** Input data **
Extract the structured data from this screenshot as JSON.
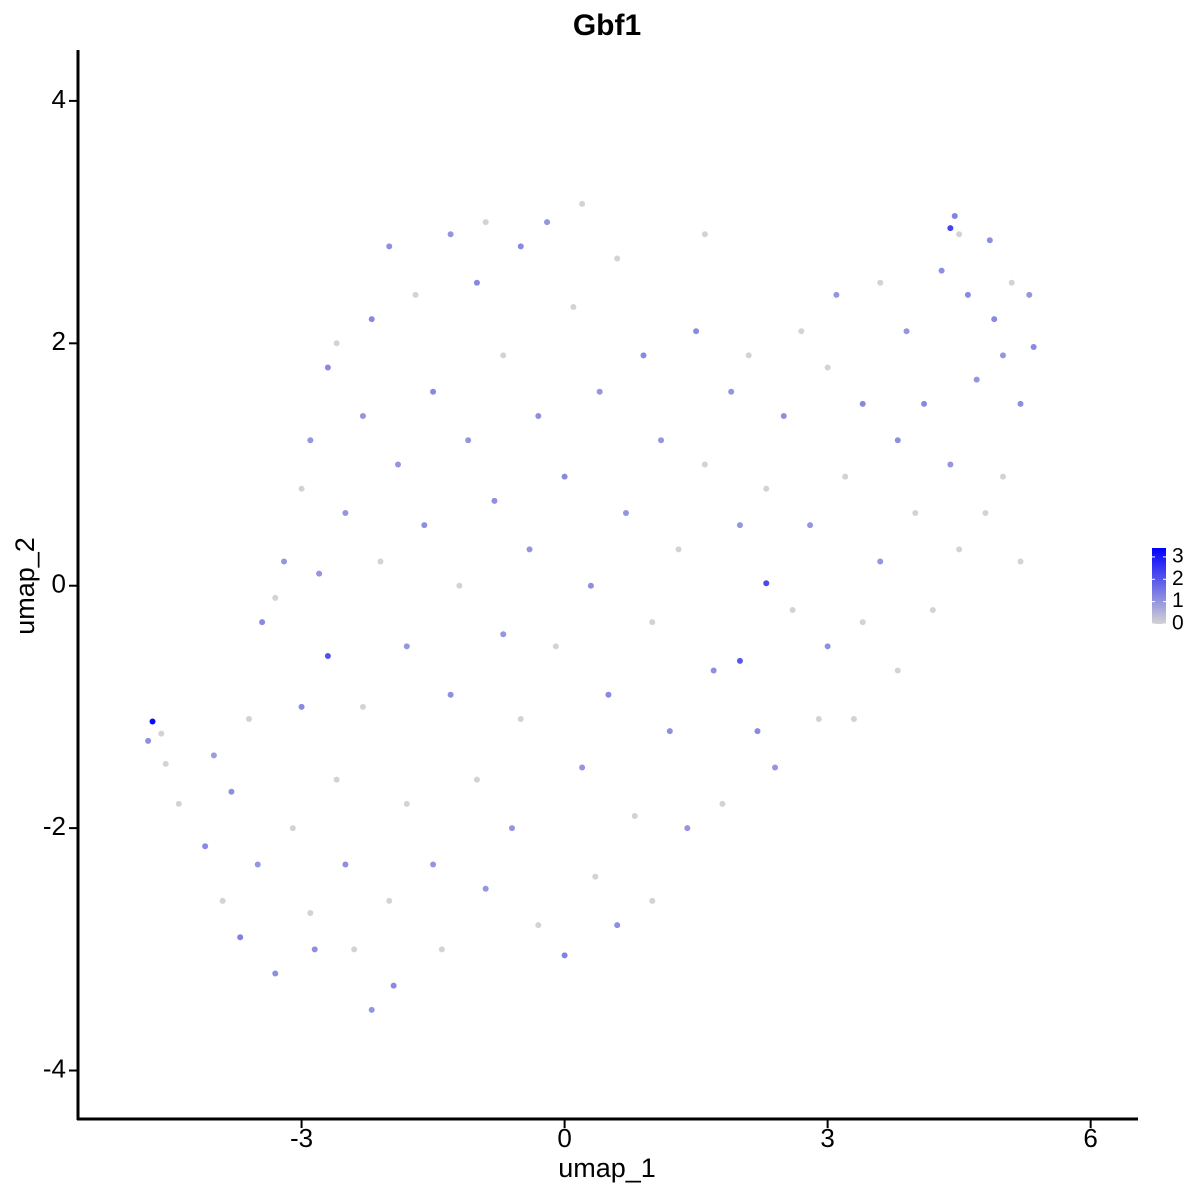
{
  "chart_data": {
    "type": "scatter",
    "title": "Gbf1",
    "x_label": "umap_1",
    "y_label": "umap_2",
    "xlim": [
      -5.55,
      6.54
    ],
    "ylim": [
      -4.4,
      4.42
    ],
    "xticks": [
      -3,
      0,
      3,
      6
    ],
    "yticks": [
      -4,
      -2,
      0,
      2,
      4
    ],
    "color_low": "#d3d3d3",
    "color_high": "#0000ff",
    "color_lim": [
      0,
      3.4
    ],
    "color_ticks": [
      0,
      1,
      2,
      3
    ],
    "x": [
      -4.7,
      -4.75,
      -4.6,
      -4.55,
      -4.4,
      -4.1,
      -4.0,
      -3.9,
      -3.8,
      -3.7,
      -3.6,
      -3.5,
      -3.45,
      -3.3,
      -3.3,
      -3.2,
      -3.1,
      -3.0,
      -3.0,
      -2.9,
      -2.9,
      -2.85,
      -2.8,
      -2.7,
      -2.7,
      -2.6,
      -2.6,
      -2.5,
      -2.5,
      -2.4,
      -2.3,
      -2.3,
      -2.2,
      -2.2,
      -2.1,
      -2.0,
      -2.0,
      -1.95,
      -1.9,
      -1.8,
      -1.8,
      -1.7,
      -1.6,
      -1.5,
      -1.5,
      -1.4,
      -1.3,
      -1.3,
      -1.2,
      -1.1,
      -1.0,
      -1.0,
      -0.9,
      -0.9,
      -0.8,
      -0.7,
      -0.7,
      -0.6,
      -0.5,
      -0.5,
      -0.4,
      -0.3,
      -0.3,
      -0.2,
      -0.1,
      0.0,
      0.0,
      0.1,
      0.2,
      0.2,
      0.3,
      0.35,
      0.4,
      0.5,
      0.6,
      0.6,
      0.7,
      0.8,
      0.9,
      1.0,
      1.0,
      1.1,
      1.2,
      1.3,
      1.4,
      1.5,
      1.6,
      1.6,
      1.7,
      1.8,
      1.9,
      2.0,
      2.0,
      2.1,
      2.2,
      2.3,
      2.3,
      2.4,
      2.5,
      2.6,
      2.7,
      2.8,
      2.9,
      3.0,
      3.0,
      3.1,
      3.2,
      3.3,
      3.4,
      3.4,
      3.6,
      3.6,
      3.8,
      3.8,
      3.9,
      4.0,
      4.1,
      4.2,
      4.3,
      4.4,
      4.45,
      4.5,
      4.5,
      4.6,
      4.7,
      4.8,
      4.85,
      4.9,
      5.0,
      5.0,
      5.1,
      5.2,
      5.2,
      5.3,
      5.35,
      4.4
    ],
    "values": [
      -1.12,
      -1.28,
      -1.22,
      -1.47,
      -1.8,
      -2.15,
      -1.4,
      -2.6,
      -1.7,
      -2.9,
      -1.1,
      -2.3,
      -0.3,
      -0.1,
      -3.2,
      0.2,
      -2.0,
      -1.0,
      0.8,
      1.2,
      -2.7,
      -3.0,
      0.1,
      -0.58,
      1.8,
      -1.6,
      2.0,
      0.6,
      -2.3,
      -3.0,
      1.4,
      -1.0,
      2.2,
      -3.5,
      0.2,
      -2.6,
      2.8,
      -3.3,
      1.0,
      -0.5,
      -1.8,
      2.4,
      0.5,
      -2.3,
      1.6,
      -3.0,
      2.9,
      -0.9,
      0.0,
      1.2,
      -1.6,
      2.5,
      -2.5,
      3.0,
      0.7,
      -0.4,
      1.9,
      -2.0,
      2.8,
      -1.1,
      0.3,
      1.4,
      -2.8,
      3.0,
      -0.5,
      0.9,
      -3.05,
      2.3,
      -1.5,
      3.15,
      0.0,
      -2.4,
      1.6,
      -0.9,
      2.7,
      -2.8,
      0.6,
      -1.9,
      1.9,
      -0.3,
      -2.6,
      1.2,
      -1.2,
      0.3,
      -2.0,
      2.1,
      1.0,
      2.9,
      -0.7,
      -1.8,
      1.6,
      -0.62,
      0.5,
      1.9,
      -1.2,
      0.02,
      0.8,
      -1.5,
      1.4,
      -0.2,
      2.1,
      0.5,
      -1.1,
      1.8,
      -0.5,
      2.4,
      0.9,
      -1.1,
      1.5,
      -0.3,
      2.5,
      0.2,
      1.2,
      -0.7,
      2.1,
      0.6,
      1.5,
      -0.2,
      2.6,
      1.0,
      3.05,
      2.9,
      0.3,
      2.4,
      1.7,
      0.6,
      2.85,
      2.2,
      1.9,
      0.9,
      2.5,
      1.5,
      0.2,
      2.4,
      1.97,
      2.95
    ],
    "expression": [
      3.2,
      1.1,
      0,
      0,
      0,
      1.2,
      0.9,
      0,
      1.1,
      1.3,
      0,
      1,
      1.2,
      0,
      1.1,
      1,
      0,
      1.2,
      0,
      1,
      0,
      1.1,
      1,
      2.1,
      1.2,
      0,
      0,
      1,
      1.1,
      0,
      1,
      0,
      1.2,
      1,
      0,
      0,
      1.1,
      1.2,
      1,
      1,
      0,
      0,
      1.1,
      1,
      1.2,
      0,
      1,
      1.1,
      0,
      1,
      0,
      1.2,
      1,
      0,
      1.1,
      1,
      0,
      1,
      1.2,
      0,
      1,
      1.1,
      0,
      1,
      0,
      1.2,
      1.3,
      0,
      1,
      0,
      1.1,
      0,
      1,
      1.2,
      0,
      1.1,
      1,
      0,
      1.2,
      0,
      0,
      1,
      1.1,
      0,
      1,
      1.2,
      0,
      0,
      1.1,
      0,
      1,
      2.0,
      1,
      0,
      1.2,
      2.2,
      0,
      1,
      1.1,
      0,
      0,
      1,
      0,
      0,
      1.1,
      1,
      0,
      0,
      1.2,
      0,
      0,
      1,
      1.1,
      0,
      1,
      0,
      1.2,
      0,
      1.1,
      1,
      1.3,
      0,
      0,
      1.2,
      1,
      0,
      1.1,
      1.2,
      1,
      0,
      0,
      1.1,
      0,
      1,
      1.2,
      2.3
    ]
  }
}
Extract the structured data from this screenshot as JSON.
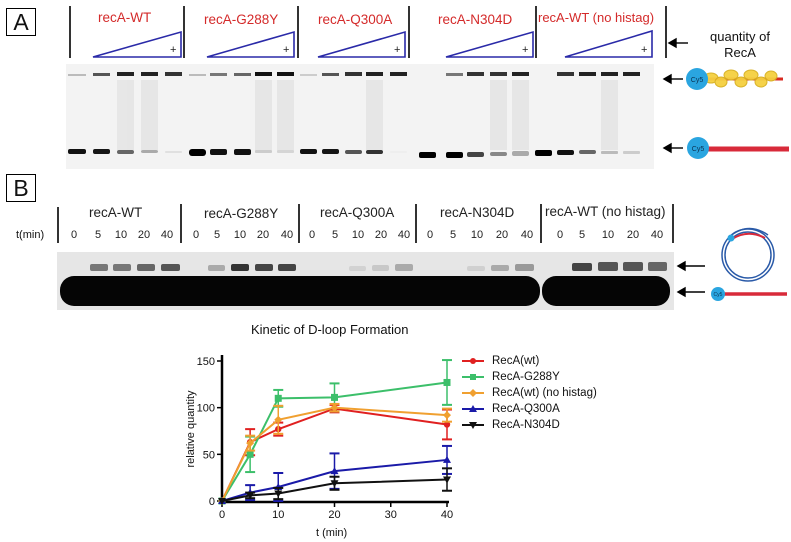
{
  "panel_a": {
    "letter": "A",
    "groups": [
      {
        "label": "recA-WT"
      },
      {
        "label": "recA-G288Y"
      },
      {
        "label": "recA-Q300A"
      },
      {
        "label": "recA-N304D"
      },
      {
        "label": "recA-WT (no histag)"
      }
    ],
    "triangle_mark": "+",
    "gradient_label_line1": "quantity of",
    "gradient_label_line2": "RecA",
    "schematic_top_label": "Cy5",
    "schematic_bottom_label": "Cy5",
    "label_color": "#d42a2a",
    "triangle_color": "#2a2aa8"
  },
  "panel_b": {
    "letter": "B",
    "time_axis_label": "t(min)",
    "groups": [
      {
        "label": "recA-WT",
        "times": [
          "0",
          "5",
          "10",
          "20",
          "40"
        ]
      },
      {
        "label": "recA-G288Y",
        "times": [
          "0",
          "5",
          "10",
          "20",
          "40"
        ]
      },
      {
        "label": "recA-Q300A",
        "times": [
          "0",
          "5",
          "10",
          "20",
          "40"
        ]
      },
      {
        "label": "recA-N304D",
        "times": [
          "0",
          "5",
          "10",
          "20",
          "40"
        ]
      },
      {
        "label": "recA-WT (no histag)",
        "times": [
          "0",
          "5",
          "10",
          "20",
          "40"
        ]
      }
    ],
    "schematic_label": "Cy5"
  },
  "chart_data": {
    "type": "line",
    "title": "Kinetic of D-loop Formation",
    "xlabel": "t (min)",
    "ylabel": "relative quantity",
    "x": [
      0,
      5,
      10,
      20,
      40
    ],
    "xticks": [
      0,
      10,
      20,
      30,
      40
    ],
    "yticks": [
      0,
      50,
      100,
      150
    ],
    "xlim": [
      0,
      40
    ],
    "ylim": [
      0,
      160
    ],
    "grid": false,
    "legend_position": "right",
    "series": [
      {
        "name": "RecA(wt)",
        "color": "#e02020",
        "marker": "circle",
        "values": [
          0,
          63,
          77,
          99,
          82
        ],
        "errors": [
          0,
          14,
          7,
          4,
          16
        ]
      },
      {
        "name": "RecA-G288Y",
        "color": "#3cbf6a",
        "marker": "square",
        "values": [
          0,
          50,
          110,
          111,
          127
        ],
        "errors": [
          0,
          19,
          9,
          15,
          24
        ]
      },
      {
        "name": "RecA(wt) (no histag)",
        "color": "#f0a030",
        "marker": "diamond",
        "values": [
          0,
          62,
          87,
          100,
          92
        ],
        "errors": [
          0,
          8,
          15,
          4,
          7
        ]
      },
      {
        "name": "RecA-Q300A",
        "color": "#1a1aa8",
        "marker": "triangle-up",
        "values": [
          0,
          9,
          15,
          32,
          44
        ],
        "errors": [
          0,
          8,
          15,
          19,
          15
        ]
      },
      {
        "name": "RecA-N304D",
        "color": "#111111",
        "marker": "triangle-down",
        "values": [
          0,
          6,
          8,
          19,
          23
        ],
        "errors": [
          0,
          3,
          6,
          7,
          12
        ]
      }
    ]
  }
}
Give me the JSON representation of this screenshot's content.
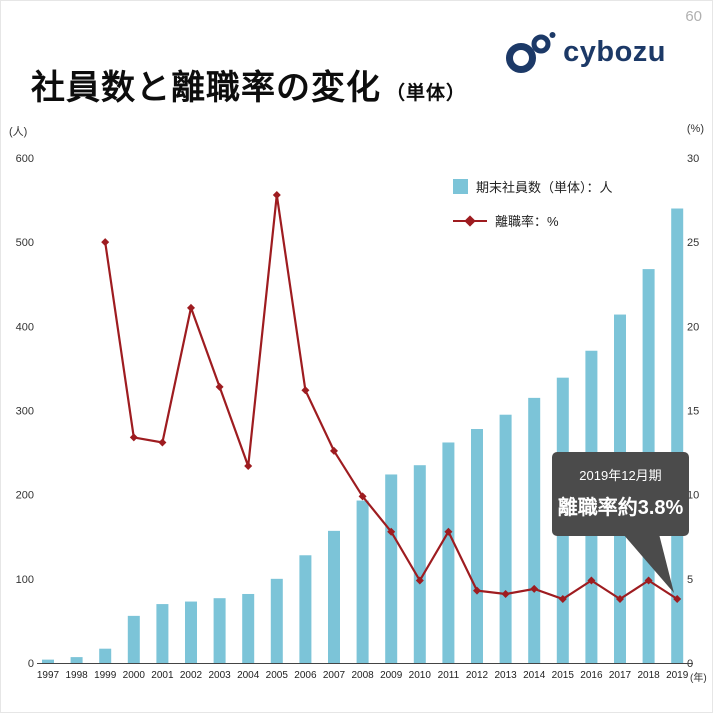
{
  "page": {
    "number": "60"
  },
  "header": {
    "title": "社員数と離職率の変化",
    "title_suffix": "（単体）",
    "logo_text": "cybozu"
  },
  "chart_data": {
    "type": "bar+line",
    "categories": [
      "1997",
      "1998",
      "1999",
      "2000",
      "2001",
      "2002",
      "2003",
      "2004",
      "2005",
      "2006",
      "2007",
      "2008",
      "2009",
      "2010",
      "2011",
      "2012",
      "2013",
      "2014",
      "2015",
      "2016",
      "2017",
      "2018",
      "2019"
    ],
    "series": [
      {
        "name": "期末社員数（単体）：人",
        "type": "bar",
        "axis": "left",
        "color": "#7cc4d8",
        "values": [
          4,
          7,
          17,
          56,
          70,
          73,
          77,
          82,
          100,
          128,
          157,
          193,
          224,
          235,
          262,
          278,
          295,
          315,
          339,
          371,
          414,
          468,
          540
        ]
      },
      {
        "name": "離職率：%",
        "type": "line",
        "axis": "right",
        "color": "#9e1c20",
        "values": [
          null,
          null,
          25.0,
          13.4,
          13.1,
          21.1,
          16.4,
          11.7,
          27.8,
          16.2,
          12.6,
          9.9,
          7.8,
          4.9,
          7.8,
          4.3,
          4.1,
          4.4,
          3.8,
          4.9,
          3.8,
          4.9,
          3.8
        ]
      }
    ],
    "left_axis": {
      "unit": "(人)",
      "min": 0,
      "max": 600,
      "step": 100
    },
    "right_axis": {
      "unit": "(%)",
      "min": 0,
      "max": 30,
      "step": 5
    },
    "x_axis_unit": "(年)",
    "legend_position": "top-right-inside",
    "grid": false,
    "annotation": {
      "line1": "2019年12月期",
      "line2": "離職率約3.8%"
    },
    "annotation_target": {
      "category": "2019",
      "value_percent": 3.8
    }
  }
}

** Do this **
Working from the listing above, pick out every line that has "type" and copy it.

** Solution to the exercise **
    "type": "scatter",
    "type": "line",
    "type": "bar+line",
        "type": "bar",
        "type": "line",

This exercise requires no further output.